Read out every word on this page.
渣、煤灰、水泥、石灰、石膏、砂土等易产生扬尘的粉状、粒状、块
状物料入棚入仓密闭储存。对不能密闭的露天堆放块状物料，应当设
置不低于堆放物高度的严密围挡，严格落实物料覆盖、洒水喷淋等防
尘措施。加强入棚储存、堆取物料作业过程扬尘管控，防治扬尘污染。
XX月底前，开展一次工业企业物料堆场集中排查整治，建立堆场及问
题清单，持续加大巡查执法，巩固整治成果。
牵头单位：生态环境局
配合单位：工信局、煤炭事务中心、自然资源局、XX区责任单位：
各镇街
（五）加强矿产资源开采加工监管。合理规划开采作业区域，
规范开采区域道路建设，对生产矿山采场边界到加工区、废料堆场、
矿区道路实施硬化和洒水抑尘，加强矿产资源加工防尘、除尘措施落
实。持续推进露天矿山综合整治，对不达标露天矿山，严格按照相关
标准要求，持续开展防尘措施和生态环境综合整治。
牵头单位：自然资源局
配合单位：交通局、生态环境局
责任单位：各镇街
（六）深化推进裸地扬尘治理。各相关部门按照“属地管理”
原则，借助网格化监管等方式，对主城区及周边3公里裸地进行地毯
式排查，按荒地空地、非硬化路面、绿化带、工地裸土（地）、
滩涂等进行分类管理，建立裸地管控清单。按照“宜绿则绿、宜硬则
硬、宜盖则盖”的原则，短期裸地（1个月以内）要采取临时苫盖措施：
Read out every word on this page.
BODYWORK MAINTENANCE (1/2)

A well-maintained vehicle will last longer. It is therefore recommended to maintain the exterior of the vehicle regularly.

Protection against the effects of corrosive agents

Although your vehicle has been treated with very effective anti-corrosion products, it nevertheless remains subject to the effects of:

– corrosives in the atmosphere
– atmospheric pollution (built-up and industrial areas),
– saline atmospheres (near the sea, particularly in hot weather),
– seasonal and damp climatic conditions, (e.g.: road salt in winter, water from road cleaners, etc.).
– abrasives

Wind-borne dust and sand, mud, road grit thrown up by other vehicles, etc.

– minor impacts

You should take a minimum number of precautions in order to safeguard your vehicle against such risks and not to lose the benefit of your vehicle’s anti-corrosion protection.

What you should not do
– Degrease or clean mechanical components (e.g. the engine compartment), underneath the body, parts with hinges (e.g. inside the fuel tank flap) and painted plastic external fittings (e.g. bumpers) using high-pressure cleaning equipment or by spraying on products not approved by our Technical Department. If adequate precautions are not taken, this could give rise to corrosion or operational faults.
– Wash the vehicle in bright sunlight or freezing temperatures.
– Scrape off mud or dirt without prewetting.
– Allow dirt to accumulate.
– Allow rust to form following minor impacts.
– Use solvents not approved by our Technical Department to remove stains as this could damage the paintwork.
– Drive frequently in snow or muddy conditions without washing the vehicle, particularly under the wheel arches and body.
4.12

__REQUIREMENT__. Repeat every entry word for word.

__SOLUTION TO THIS EXERCISE__.
Read out every word on this page.
渣、煤灰、水泥、石灰、石膏、砂土等易产生扬尘的粉状、粒状、块
状物料入棚入仓密闭储存。对不能密闭的露天堆放块状物料，应当设
置不低于堆放物高度的严密围挡，严格落实物料覆盖、洒水喷淋等防
尘措施。加强入棚储存、堆取物料作业过程扬尘管控，防治扬尘污染。
XX月底前，开展一次工业企业物料堆场集中排查整治，建立堆场及问
题清单，持续加大巡查执法，巩固整治成果。
牵头单位：生态环境局
配合单位：工信局、煤炭事务中心、自然资源局、XX区责任单位：
各镇街
（五）加强矿产资源开采加工监管。合理规划开采作业区域，
规范开采区域道路建设，对生产矿山采场边界到加工区、废料堆场、
矿区道路实施硬化和洒水抑尘，加强矿产资源加工防尘、除尘措施落
实。持续推进露天矿山综合整治，对不达标露天矿山，严格按照相关
标准要求，持续开展防尘措施和生态环境综合整治。
牵头单位：自然资源局
配合单位：交通局、生态环境局
责任单位：各镇街
（六）深化推进裸地扬尘治理。各相关部门按照“属地管理”
原则，借助网格化监管等方式，对主城区及周边3公里裸地进行地毯
式排查，按荒地空地、非硬化路面、绿化带、工地裸土（地）、
滩涂等进行分类管理，建立裸地管控清单。按照“宜绿则绿、宜硬则
硬、宜盖则盖”的原则，短期裸地（1个月以内）要采取临时苫盖措施：
Read out every word on this page.
BODYWORK MAINTENANCE (1/2)

A well-maintained vehicle will last longer. It is therefore recommended to maintain the exterior of the vehicle regularly.

Protection against the effects of corrosive agents

Although your vehicle has been treated with very effective anti-corrosion products, it nevertheless remains subject to the effects of:

– corrosives in the atmosphere
– atmospheric pollution (built-up and industrial areas),
– saline atmospheres (near the sea, particularly in hot weather),
– seasonal and damp climatic conditions, (e.g.: road salt in winter, water from road cleaners, etc.).
– abrasives

Wind-borne dust and sand, mud, road grit thrown up by other vehicles, etc.

– minor impacts

You should take a minimum number of precautions in order to safeguard your vehicle against such risks and not to lose the benefit of your vehicle’s anti-corrosion protection.

What you should not do
– Degrease or clean mechanical components (e.g. the engine compartment), underneath the body, parts with hinges (e.g. inside the fuel tank flap) and painted plastic external fittings (e.g. bumpers) using high-pressure cleaning equipment or by spraying on products not approved by our Technical Department. If adequate precautions are not taken, this could give rise to corrosion or operational faults.
– Wash the vehicle in bright sunlight or freezing temperatures.
– Scrape off mud or dirt without prewetting.
– Allow dirt to accumulate.
– Allow rust to form following minor impacts.
– Use solvents not approved by our Technical Department to remove stains as this could damage the paintwork.
– Drive frequently in snow or muddy conditions without washing the vehicle, particularly under the wheel arches and body.
4.12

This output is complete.